## Data to process
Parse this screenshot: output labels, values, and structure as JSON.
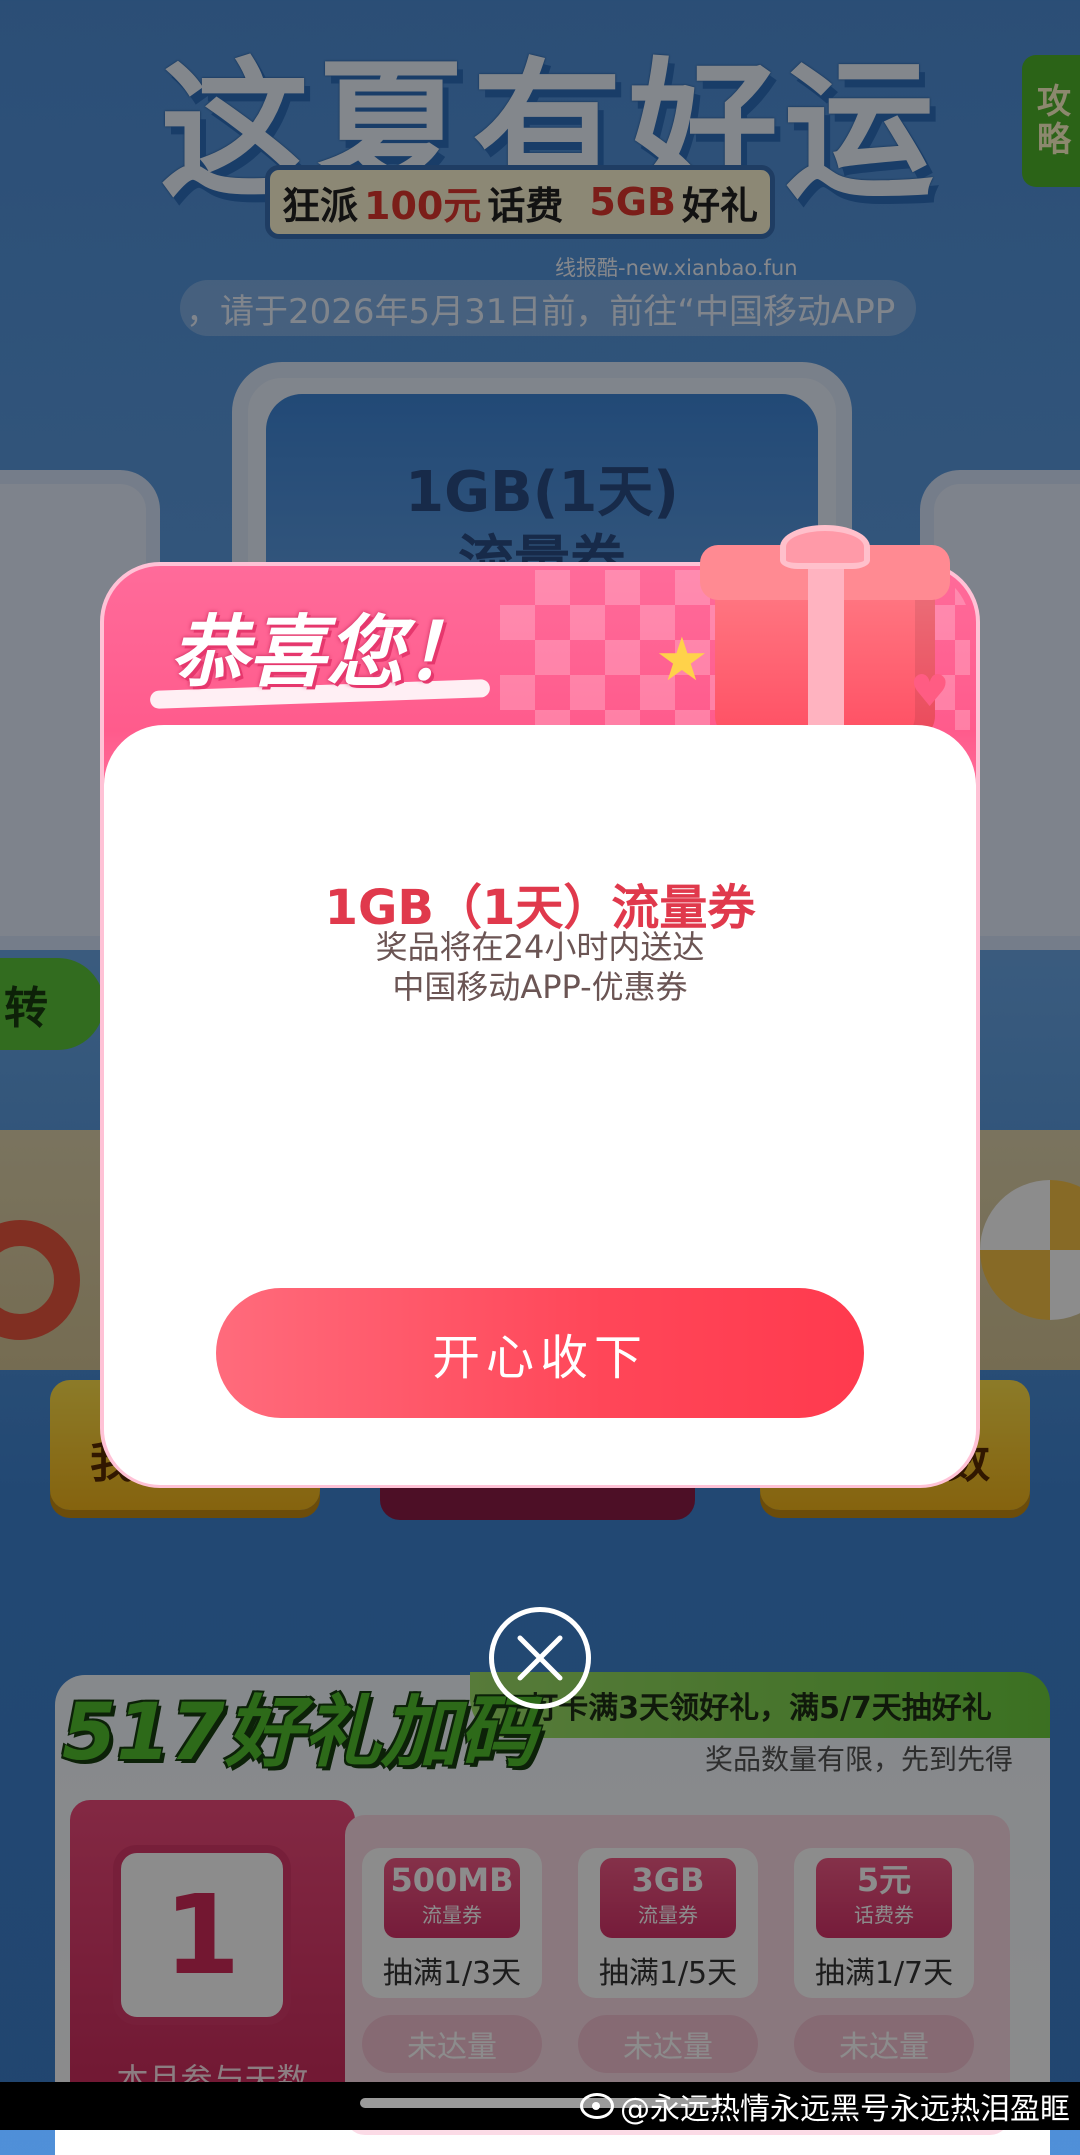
{
  "background": {
    "title": "这夏有好运",
    "subtitle_prefix": "狂派",
    "subtitle_highlight1": "100元",
    "subtitle_mid": "话费",
    "subtitle_highlight2": "5GB",
    "subtitle_suffix": "好礼",
    "strategy_tab": "攻略",
    "watermark": "线报酷-new.xianbao.fun",
    "notice": "，请于2026年5月31日前，前往“中国移动APP",
    "center_card": {
      "line1": "1GB(1天)",
      "line2": "流量券"
    },
    "left_button_partial": "转",
    "left_yellow_partial": "我",
    "right_yellow_partial": "数"
  },
  "bottom": {
    "title": "517好礼加码",
    "promo": "打卡满3天领好礼，满5/7天抽好礼",
    "limited": "奖品数量有限，先到先得",
    "counter_value": "1",
    "counter_label": "本月参与天数",
    "prizes": [
      {
        "big": "500MB",
        "small": "流量券",
        "label": "抽满1/3天",
        "status": "未达量"
      },
      {
        "big": "3GB",
        "small": "流量券",
        "label": "抽满1/5天",
        "status": "未达量"
      },
      {
        "big": "5元",
        "small": "话费券",
        "label": "抽满1/7天",
        "status": "未达量"
      }
    ]
  },
  "modal": {
    "title": "恭喜您！",
    "prize_name": "1GB（1天）流量券",
    "note_line1": "奖品将在24小时内送达",
    "note_line2": "中国移动APP-优惠券",
    "accept_button": "开心收下"
  },
  "footer": {
    "weibo_handle": "@永远热情永远黑号永远热泪盈眶"
  },
  "colors": {
    "accent_red": "#e0394c",
    "button_red": "#ff4658",
    "modal_pink": "#ff5b8c"
  }
}
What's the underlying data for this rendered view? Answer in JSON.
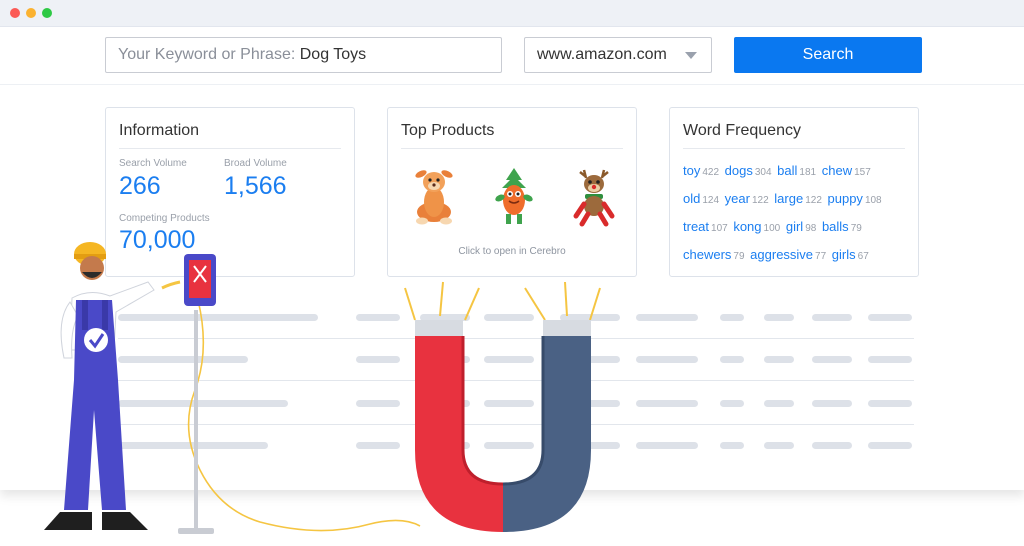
{
  "search": {
    "placeholder": "Your Keyword or Phrase:",
    "value": "Dog Toys"
  },
  "marketplace": {
    "selected": "www.amazon.com"
  },
  "search_button": {
    "label": "Search"
  },
  "information": {
    "title": "Information",
    "search_volume_label": "Search Volume",
    "search_volume": "266",
    "broad_volume_label": "Broad Volume",
    "broad_volume": "1,566",
    "competing_products_label": "Competing Products",
    "competing_products": "70,000"
  },
  "top_products": {
    "title": "Top Products",
    "caption": "Click to open in Cerebro",
    "products": [
      {
        "icon": "deer-plush-toy-icon"
      },
      {
        "icon": "carrot-plush-toy-icon"
      },
      {
        "icon": "reindeer-plush-toy-icon"
      }
    ]
  },
  "word_frequency": {
    "title": "Word Frequency",
    "words": [
      {
        "word": "toy",
        "count": "422"
      },
      {
        "word": "dogs",
        "count": "304"
      },
      {
        "word": "ball",
        "count": "181"
      },
      {
        "word": "chew",
        "count": "157"
      },
      {
        "word": "old",
        "count": "124"
      },
      {
        "word": "year",
        "count": "122"
      },
      {
        "word": "large",
        "count": "122"
      },
      {
        "word": "puppy",
        "count": "108"
      },
      {
        "word": "treat",
        "count": "107"
      },
      {
        "word": "kong",
        "count": "100"
      },
      {
        "word": "girl",
        "count": "98"
      },
      {
        "word": "balls",
        "count": "79"
      },
      {
        "word": "chewers",
        "count": "79"
      },
      {
        "word": "aggressive",
        "count": "77"
      },
      {
        "word": "girls",
        "count": "67"
      }
    ]
  },
  "colors": {
    "accent": "#0a78f0",
    "number_blue": "#1b7ef0",
    "magnet_red": "#e8323f",
    "magnet_blue": "#4a6184",
    "overalls": "#4a49c8",
    "window_close": "#fb5a55",
    "window_minimize": "#fbb230",
    "window_maximize": "#2ec945"
  }
}
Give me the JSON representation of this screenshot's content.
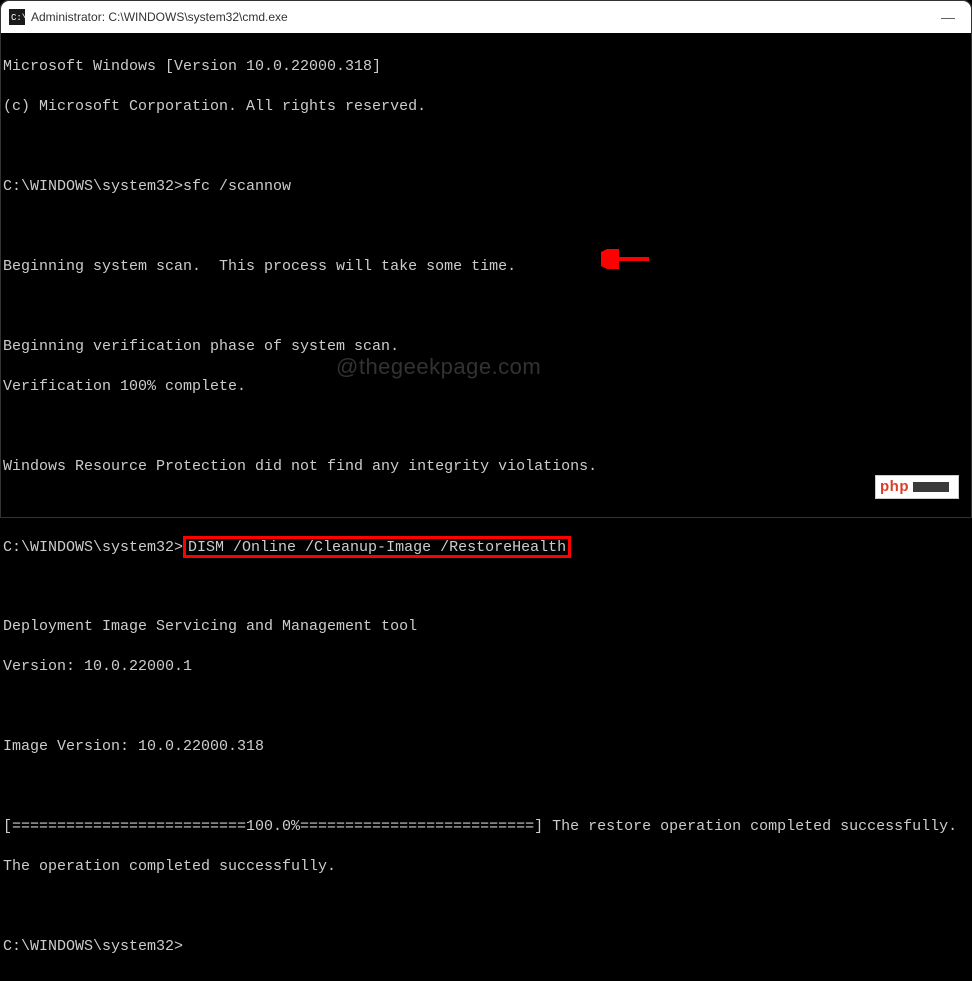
{
  "titlebar": {
    "title": "Administrator: C:\\WINDOWS\\system32\\cmd.exe"
  },
  "terminal": {
    "header_line1": "Microsoft Windows [Version 10.0.22000.318]",
    "header_line2": "(c) Microsoft Corporation. All rights reserved.",
    "prompt1_path": "C:\\WINDOWS\\system32>",
    "prompt1_cmd": "sfc /scannow",
    "scan_begin": "Beginning system scan.  This process will take some time.",
    "verify_begin": "Beginning verification phase of system scan.",
    "verify_complete": "Verification 100% complete.",
    "wrp_result": "Windows Resource Protection did not find any integrity violations.",
    "prompt2_path": "C:\\WINDOWS\\system32>",
    "prompt2_cmd": "DISM /Online /Cleanup-Image /RestoreHealth",
    "dism_title": "Deployment Image Servicing and Management tool",
    "dism_version": "Version: 10.0.22000.1",
    "image_version": "Image Version: 10.0.22000.318",
    "progress_line": "[==========================100.0%==========================] The restore operation completed successfully.",
    "completed": "The operation completed successfully.",
    "prompt3_path": "C:\\WINDOWS\\system32>"
  },
  "watermark": "@thegeekpage.com",
  "badge": {
    "text": "php"
  }
}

## Set exercise
Scan the material line by line and report each one that contains "中国移动APP".

## Full output
    "notice": "，请于2026年5月31日前，前往“中国移动APP",
    "note_line2": "中国移动APP-优惠券",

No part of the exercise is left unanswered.